STATED EXERCISE
Leave out the images and repeat the listing below without a single change.

DATA PROVIDED
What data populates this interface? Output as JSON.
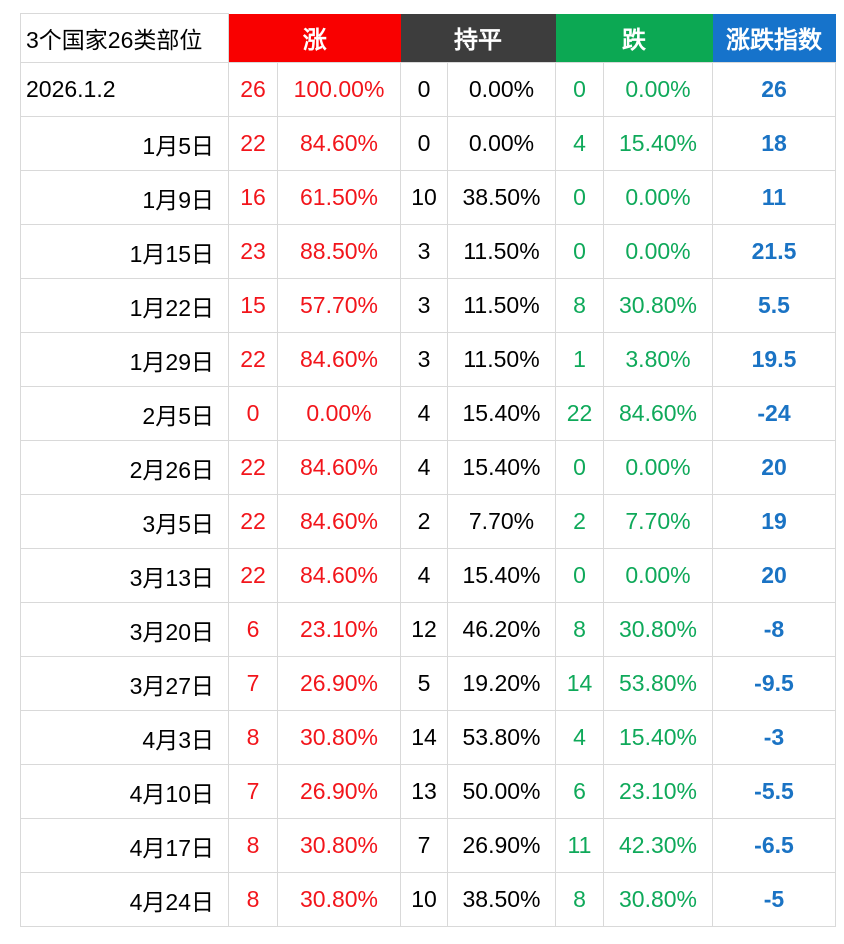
{
  "chart_data": {
    "type": "table",
    "title": "3个国家26类部位",
    "column_groups": [
      "涨",
      "持平",
      "跌",
      "涨跌指数"
    ],
    "rows": [
      {
        "date": "2026.1.2",
        "rise_n": "26",
        "rise_pct": "100.00%",
        "flat_n": "0",
        "flat_pct": "0.00%",
        "fall_n": "0",
        "fall_pct": "0.00%",
        "index": "26"
      },
      {
        "date": "1月5日",
        "rise_n": "22",
        "rise_pct": "84.60%",
        "flat_n": "0",
        "flat_pct": "0.00%",
        "fall_n": "4",
        "fall_pct": "15.40%",
        "index": "18"
      },
      {
        "date": "1月9日",
        "rise_n": "16",
        "rise_pct": "61.50%",
        "flat_n": "10",
        "flat_pct": "38.50%",
        "fall_n": "0",
        "fall_pct": "0.00%",
        "index": "11"
      },
      {
        "date": "1月15日",
        "rise_n": "23",
        "rise_pct": "88.50%",
        "flat_n": "3",
        "flat_pct": "11.50%",
        "fall_n": "0",
        "fall_pct": "0.00%",
        "index": "21.5"
      },
      {
        "date": "1月22日",
        "rise_n": "15",
        "rise_pct": "57.70%",
        "flat_n": "3",
        "flat_pct": "11.50%",
        "fall_n": "8",
        "fall_pct": "30.80%",
        "index": "5.5"
      },
      {
        "date": "1月29日",
        "rise_n": "22",
        "rise_pct": "84.60%",
        "flat_n": "3",
        "flat_pct": "11.50%",
        "fall_n": "1",
        "fall_pct": "3.80%",
        "index": "19.5"
      },
      {
        "date": "2月5日",
        "rise_n": "0",
        "rise_pct": "0.00%",
        "flat_n": "4",
        "flat_pct": "15.40%",
        "fall_n": "22",
        "fall_pct": "84.60%",
        "index": "-24"
      },
      {
        "date": "2月26日",
        "rise_n": "22",
        "rise_pct": "84.60%",
        "flat_n": "4",
        "flat_pct": "15.40%",
        "fall_n": "0",
        "fall_pct": "0.00%",
        "index": "20"
      },
      {
        "date": "3月5日",
        "rise_n": "22",
        "rise_pct": "84.60%",
        "flat_n": "2",
        "flat_pct": "7.70%",
        "fall_n": "2",
        "fall_pct": "7.70%",
        "index": "19"
      },
      {
        "date": "3月13日",
        "rise_n": "22",
        "rise_pct": "84.60%",
        "flat_n": "4",
        "flat_pct": "15.40%",
        "fall_n": "0",
        "fall_pct": "0.00%",
        "index": "20"
      },
      {
        "date": "3月20日",
        "rise_n": "6",
        "rise_pct": "23.10%",
        "flat_n": "12",
        "flat_pct": "46.20%",
        "fall_n": "8",
        "fall_pct": "30.80%",
        "index": "-8"
      },
      {
        "date": "3月27日",
        "rise_n": "7",
        "rise_pct": "26.90%",
        "flat_n": "5",
        "flat_pct": "19.20%",
        "fall_n": "14",
        "fall_pct": "53.80%",
        "index": "-9.5"
      },
      {
        "date": "4月3日",
        "rise_n": "8",
        "rise_pct": "30.80%",
        "flat_n": "14",
        "flat_pct": "53.80%",
        "fall_n": "4",
        "fall_pct": "15.40%",
        "index": "-3"
      },
      {
        "date": "4月10日",
        "rise_n": "7",
        "rise_pct": "26.90%",
        "flat_n": "13",
        "flat_pct": "50.00%",
        "fall_n": "6",
        "fall_pct": "23.10%",
        "index": "-5.5"
      },
      {
        "date": "4月17日",
        "rise_n": "8",
        "rise_pct": "30.80%",
        "flat_n": "7",
        "flat_pct": "26.90%",
        "fall_n": "11",
        "fall_pct": "42.30%",
        "index": "-6.5"
      },
      {
        "date": "4月24日",
        "rise_n": "8",
        "rise_pct": "30.80%",
        "flat_n": "10",
        "flat_pct": "38.50%",
        "fall_n": "8",
        "fall_pct": "30.80%",
        "index": "-5"
      }
    ]
  },
  "colors": {
    "rise_header_bg": "#f90000",
    "flat_header_bg": "#3d3d3d",
    "fall_header_bg": "#0ca853",
    "index_header_bg": "#1673cb",
    "rise_text": "#f2151b",
    "flat_text": "#000000",
    "fall_text": "#0fa95a",
    "index_text": "#1a73c4",
    "grid_line": "#d9d9d9"
  }
}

RESULT FOR THIS TASK
What data populates this interface? Output as JSON.
{
  "chart_data": {
    "type": "table",
    "title": "3个国家26类部位",
    "column_groups": [
      "涨",
      "持平",
      "跌",
      "涨跌指数"
    ],
    "rows": [
      {
        "date": "2026.1.2",
        "rise_n": "26",
        "rise_pct": "100.00%",
        "flat_n": "0",
        "flat_pct": "0.00%",
        "fall_n": "0",
        "fall_pct": "0.00%",
        "index": "26"
      },
      {
        "date": "1月5日",
        "rise_n": "22",
        "rise_pct": "84.60%",
        "flat_n": "0",
        "flat_pct": "0.00%",
        "fall_n": "4",
        "fall_pct": "15.40%",
        "index": "18"
      },
      {
        "date": "1月9日",
        "rise_n": "16",
        "rise_pct": "61.50%",
        "flat_n": "10",
        "flat_pct": "38.50%",
        "fall_n": "0",
        "fall_pct": "0.00%",
        "index": "11"
      },
      {
        "date": "1月15日",
        "rise_n": "23",
        "rise_pct": "88.50%",
        "flat_n": "3",
        "flat_pct": "11.50%",
        "fall_n": "0",
        "fall_pct": "0.00%",
        "index": "21.5"
      },
      {
        "date": "1月22日",
        "rise_n": "15",
        "rise_pct": "57.70%",
        "flat_n": "3",
        "flat_pct": "11.50%",
        "fall_n": "8",
        "fall_pct": "30.80%",
        "index": "5.5"
      },
      {
        "date": "1月29日",
        "rise_n": "22",
        "rise_pct": "84.60%",
        "flat_n": "3",
        "flat_pct": "11.50%",
        "fall_n": "1",
        "fall_pct": "3.80%",
        "index": "19.5"
      },
      {
        "date": "2月5日",
        "rise_n": "0",
        "rise_pct": "0.00%",
        "flat_n": "4",
        "flat_pct": "15.40%",
        "fall_n": "22",
        "fall_pct": "84.60%",
        "index": "-24"
      },
      {
        "date": "2月26日",
        "rise_n": "22",
        "rise_pct": "84.60%",
        "flat_n": "4",
        "flat_pct": "15.40%",
        "fall_n": "0",
        "fall_pct": "0.00%",
        "index": "20"
      },
      {
        "date": "3月5日",
        "rise_n": "22",
        "rise_pct": "84.60%",
        "flat_n": "2",
        "flat_pct": "7.70%",
        "fall_n": "2",
        "fall_pct": "7.70%",
        "index": "19"
      },
      {
        "date": "3月13日",
        "rise_n": "22",
        "rise_pct": "84.60%",
        "flat_n": "4",
        "flat_pct": "15.40%",
        "fall_n": "0",
        "fall_pct": "0.00%",
        "index": "20"
      },
      {
        "date": "3月20日",
        "rise_n": "6",
        "rise_pct": "23.10%",
        "flat_n": "12",
        "flat_pct": "46.20%",
        "fall_n": "8",
        "fall_pct": "30.80%",
        "index": "-8"
      },
      {
        "date": "3月27日",
        "rise_n": "7",
        "rise_pct": "26.90%",
        "flat_n": "5",
        "flat_pct": "19.20%",
        "fall_n": "14",
        "fall_pct": "53.80%",
        "index": "-9.5"
      },
      {
        "date": "4月3日",
        "rise_n": "8",
        "rise_pct": "30.80%",
        "flat_n": "14",
        "flat_pct": "53.80%",
        "fall_n": "4",
        "fall_pct": "15.40%",
        "index": "-3"
      },
      {
        "date": "4月10日",
        "rise_n": "7",
        "rise_pct": "26.90%",
        "flat_n": "13",
        "flat_pct": "50.00%",
        "fall_n": "6",
        "fall_pct": "23.10%",
        "index": "-5.5"
      },
      {
        "date": "4月17日",
        "rise_n": "8",
        "rise_pct": "30.80%",
        "flat_n": "7",
        "flat_pct": "26.90%",
        "fall_n": "11",
        "fall_pct": "42.30%",
        "index": "-6.5"
      },
      {
        "date": "4月24日",
        "rise_n": "8",
        "rise_pct": "30.80%",
        "flat_n": "10",
        "flat_pct": "38.50%",
        "fall_n": "8",
        "fall_pct": "30.80%",
        "index": "-5"
      }
    ]
  },
  "colors": {
    "rise_header_bg": "#f90000",
    "flat_header_bg": "#3d3d3d",
    "fall_header_bg": "#0ca853",
    "index_header_bg": "#1673cb",
    "rise_text": "#f2151b",
    "flat_text": "#000000",
    "fall_text": "#0fa95a",
    "index_text": "#1a73c4",
    "grid_line": "#d9d9d9"
  }
}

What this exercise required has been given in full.